*INSTRUCTIONS TO FOLLOW*
Go through the entries below and copy each line containing the word "реализации".

*RAW RECORDS*
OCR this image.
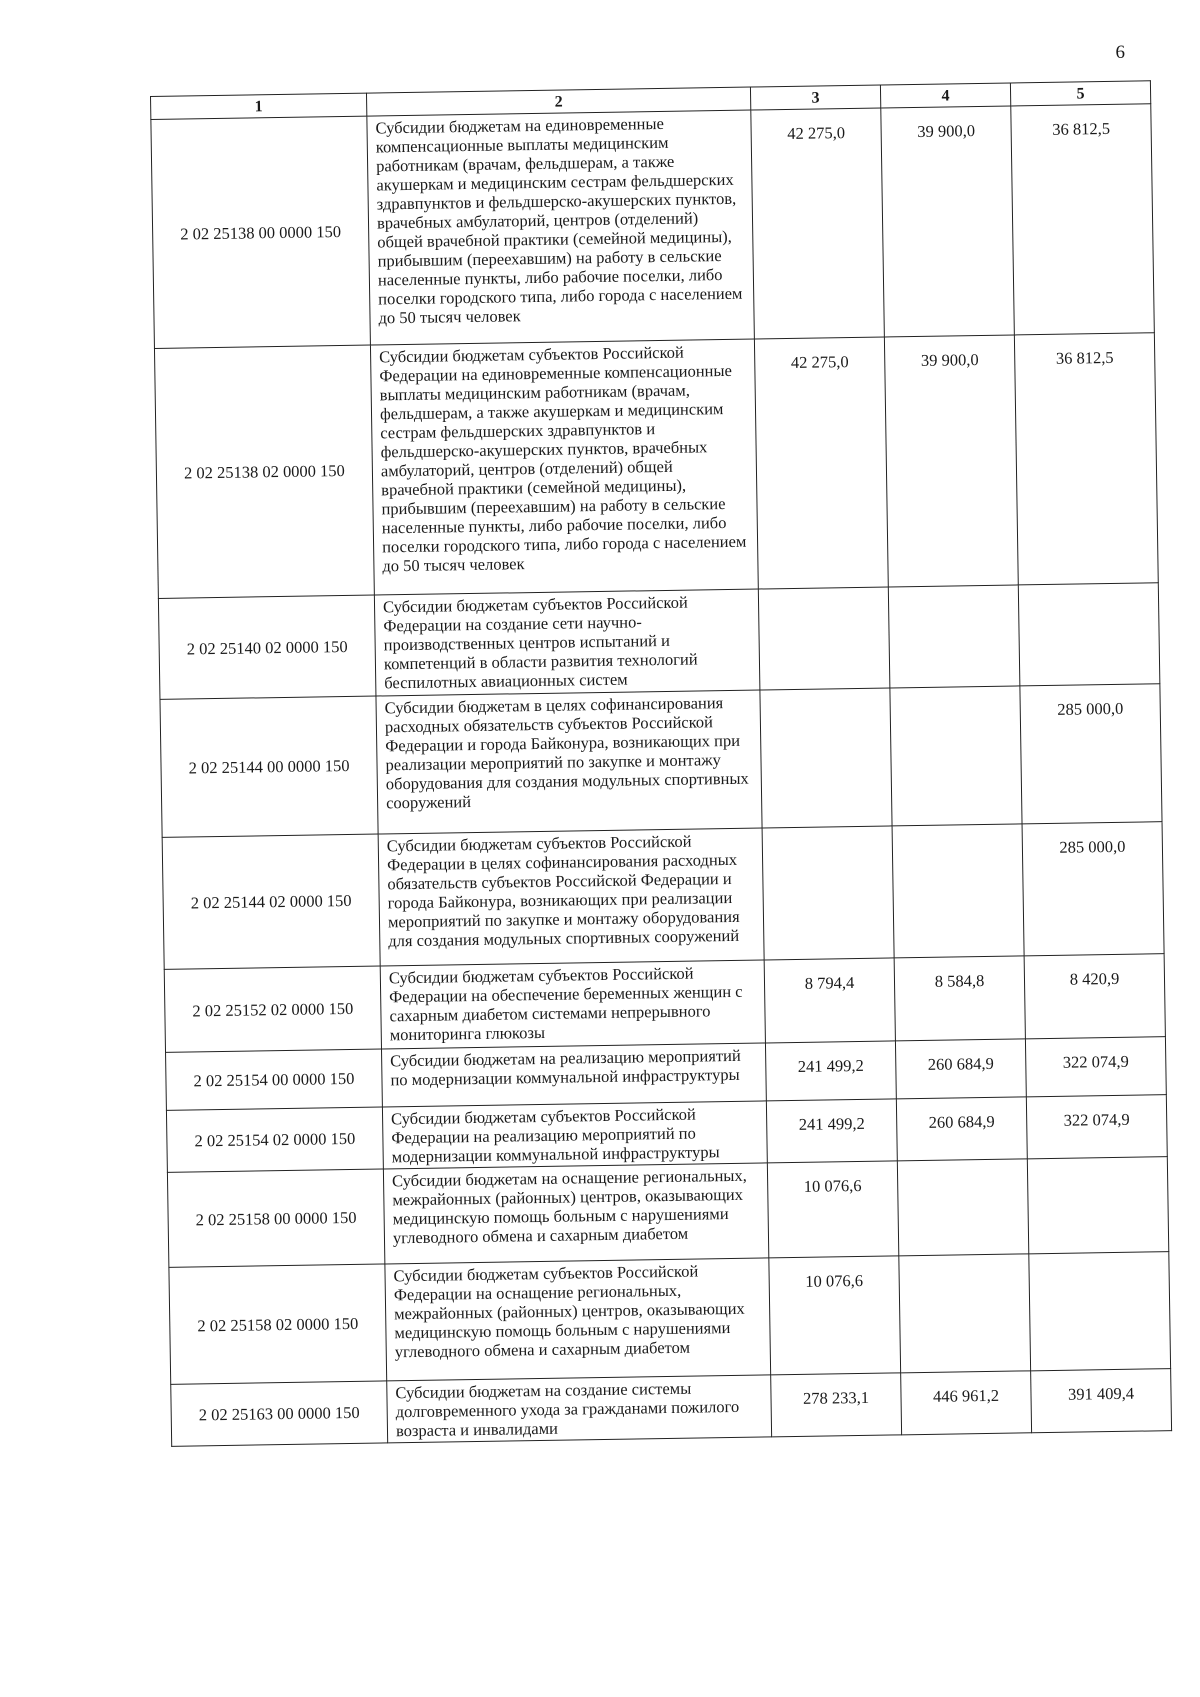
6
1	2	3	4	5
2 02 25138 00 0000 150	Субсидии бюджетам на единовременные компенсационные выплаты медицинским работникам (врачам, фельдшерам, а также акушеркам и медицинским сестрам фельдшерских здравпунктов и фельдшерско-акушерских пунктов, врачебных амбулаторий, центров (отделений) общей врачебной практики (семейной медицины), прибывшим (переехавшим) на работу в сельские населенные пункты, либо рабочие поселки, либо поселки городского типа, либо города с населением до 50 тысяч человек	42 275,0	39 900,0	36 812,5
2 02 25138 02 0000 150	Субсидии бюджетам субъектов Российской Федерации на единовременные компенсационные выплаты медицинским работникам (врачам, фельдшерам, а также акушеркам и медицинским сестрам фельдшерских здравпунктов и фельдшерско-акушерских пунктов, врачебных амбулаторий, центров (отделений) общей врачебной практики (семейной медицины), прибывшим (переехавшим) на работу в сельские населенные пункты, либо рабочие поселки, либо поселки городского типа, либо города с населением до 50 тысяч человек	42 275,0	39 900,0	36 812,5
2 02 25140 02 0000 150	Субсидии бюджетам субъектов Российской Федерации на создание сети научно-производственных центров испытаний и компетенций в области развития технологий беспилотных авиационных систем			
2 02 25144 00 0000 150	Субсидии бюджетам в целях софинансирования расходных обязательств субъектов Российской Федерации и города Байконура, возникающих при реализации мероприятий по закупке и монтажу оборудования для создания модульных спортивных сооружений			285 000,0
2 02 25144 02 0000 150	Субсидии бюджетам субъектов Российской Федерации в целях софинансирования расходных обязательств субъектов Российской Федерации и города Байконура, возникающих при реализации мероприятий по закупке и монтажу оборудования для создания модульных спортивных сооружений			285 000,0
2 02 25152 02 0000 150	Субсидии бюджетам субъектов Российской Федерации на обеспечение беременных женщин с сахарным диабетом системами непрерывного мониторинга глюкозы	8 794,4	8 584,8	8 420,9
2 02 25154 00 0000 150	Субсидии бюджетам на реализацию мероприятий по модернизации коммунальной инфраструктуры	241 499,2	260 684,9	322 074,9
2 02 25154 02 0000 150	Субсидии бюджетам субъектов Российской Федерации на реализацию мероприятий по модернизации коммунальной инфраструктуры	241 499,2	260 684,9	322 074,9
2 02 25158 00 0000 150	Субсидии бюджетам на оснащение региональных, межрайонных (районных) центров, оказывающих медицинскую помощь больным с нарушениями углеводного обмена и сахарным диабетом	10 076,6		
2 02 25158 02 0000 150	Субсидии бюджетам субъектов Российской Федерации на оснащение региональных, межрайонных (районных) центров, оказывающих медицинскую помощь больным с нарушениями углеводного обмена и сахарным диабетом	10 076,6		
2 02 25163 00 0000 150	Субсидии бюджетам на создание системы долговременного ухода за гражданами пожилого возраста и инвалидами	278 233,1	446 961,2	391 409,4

*RESULT OF THIS EXERCISE*
2 02 25144 00 0000 150	Субсидии бюджетам в целях софинансирования расходных обязательств субъектов Российской Федерации и города Байконура, возникающих при реализации мероприятий по закупке и монтажу оборудования для создания модульных спортивных сооружений			285 000,0
2 02 25144 02 0000 150	Субсидии бюджетам субъектов Российской Федерации в целях софинансирования расходных обязательств субъектов Российской Федерации и города Байконура, возникающих при реализации мероприятий по закупке и монтажу оборудования для создания модульных спортивных сооружений			285 000,0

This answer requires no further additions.